• EXERCISE DIRECTIONS:
Among the entries, which lines carry the string "DECEMBER"? Copy each of them.

------ GIVEN DATA

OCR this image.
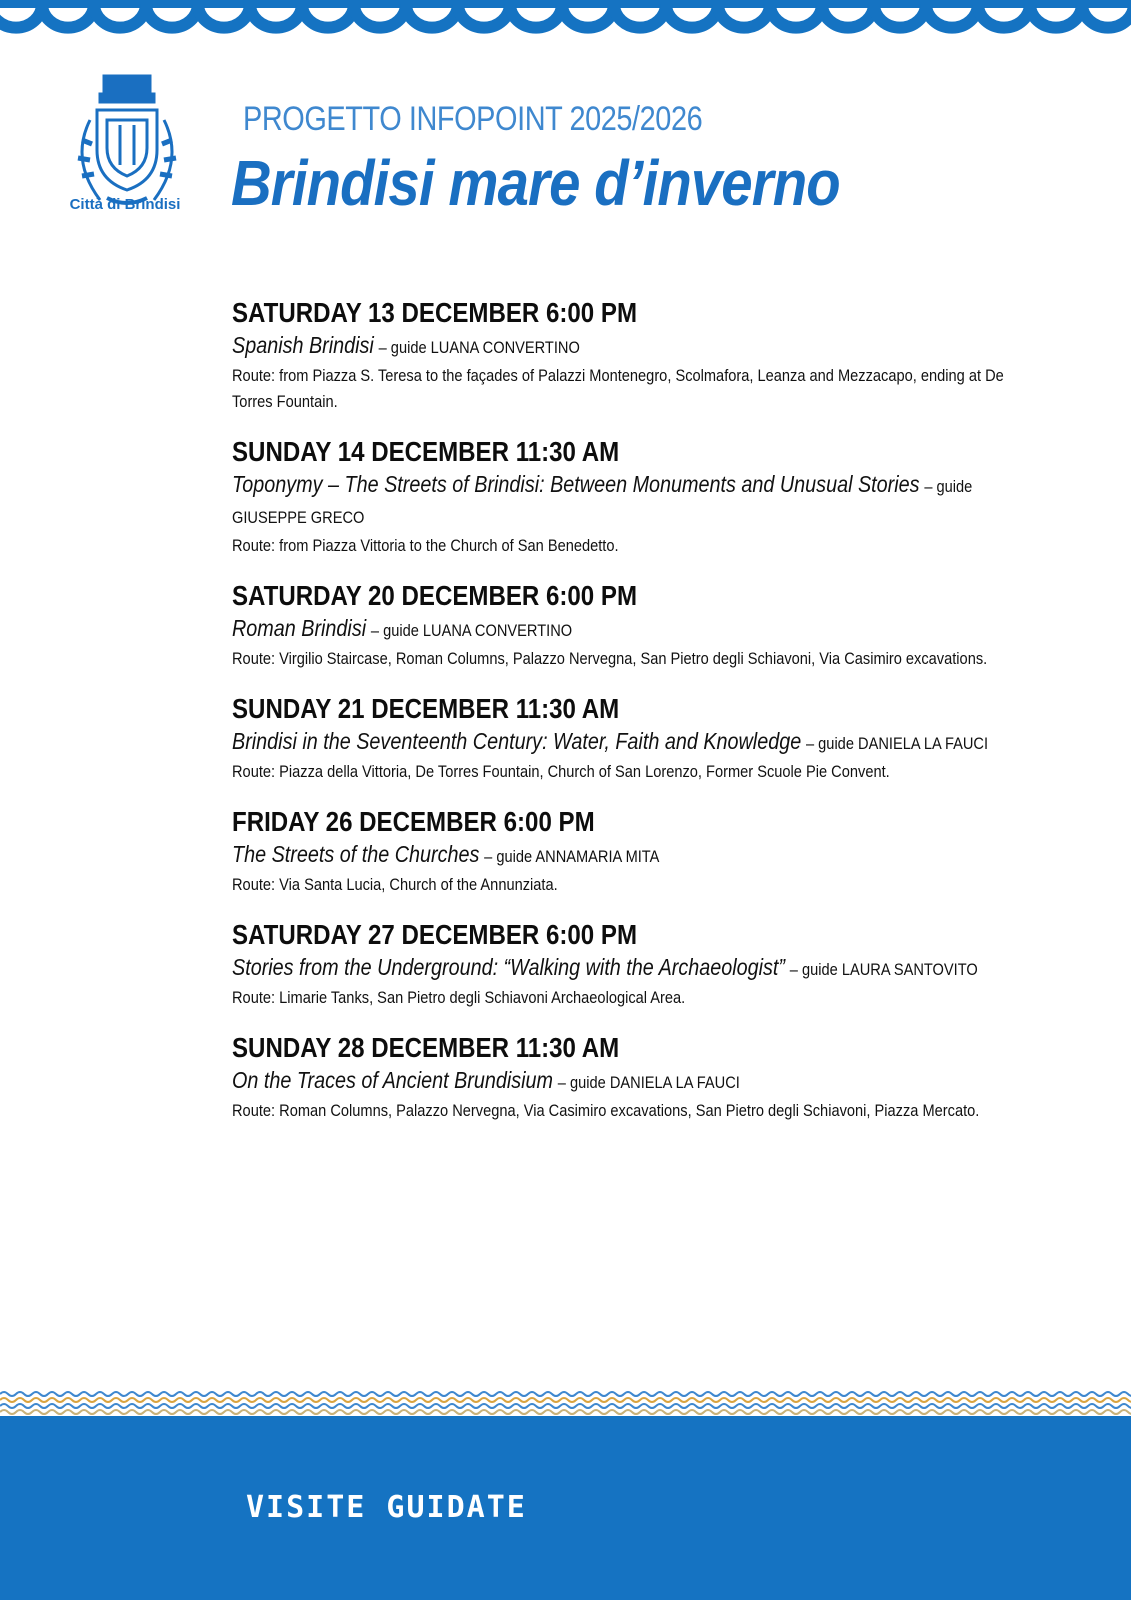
Città di Brindisi
PROGETTO INFOPOINT 2025/2026
Brindisi mare d’inverno
SATURDAY 13 DECEMBER 6:00 PM
Spanish Brindisi – guide LUANA CONVERTINO
Route: from Piazza S. Teresa to the façades of Palazzi Montenegro, Scolmafora, Leanza and Mezzacapo, ending at De Torres Fountain.
SUNDAY 14 DECEMBER 11:30 AM
Toponymy – The Streets of Brindisi: Between Monuments and Unusual Stories – guide GIUSEPPE GRECO
Route: from Piazza Vittoria to the Church of San Benedetto.
SATURDAY 20 DECEMBER 6:00 PM
Roman Brindisi – guide LUANA CONVERTINO
Route: Virgilio Staircase, Roman Columns, Palazzo Nervegna, San Pietro degli Schiavoni, Via Casimiro excavations.
SUNDAY 21 DECEMBER 11:30 AM
Brindisi in the Seventeenth Century: Water, Faith and Knowledge – guide DANIELA LA FAUCI
Route: Piazza della Vittoria, De Torres Fountain, Church of San Lorenzo, Former Scuole Pie Convent.
FRIDAY 26 DECEMBER 6:00 PM
The Streets of the Churches – guide ANNAMARIA MITA
Route: Via Santa Lucia, Church of the Annunziata.
SATURDAY 27 DECEMBER 6:00 PM
Stories from the Underground: “Walking with the Archaeologist” – guide LAURA SANTOVITO
Route: Limarie Tanks, San Pietro degli Schiavoni Archaeological Area.
SUNDAY 28 DECEMBER 11:30 AM
On the Traces of Ancient Brundisium – guide DANIELA LA FAUCI
Route: Roman Columns, Palazzo Nervegna, Via Casimiro excavations, San Pietro degli Schiavoni, Piazza Mercato.
VISITE GUIDATE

------------

• FULL RESPONSE:
SATURDAY 13 DECEMBER 6:00 PM
SUNDAY 14 DECEMBER 11:30 AM
SATURDAY 20 DECEMBER 6:00 PM
SUNDAY 21 DECEMBER 11:30 AM
FRIDAY 26 DECEMBER 6:00 PM
SATURDAY 27 DECEMBER 6:00 PM
SUNDAY 28 DECEMBER 11:30 AM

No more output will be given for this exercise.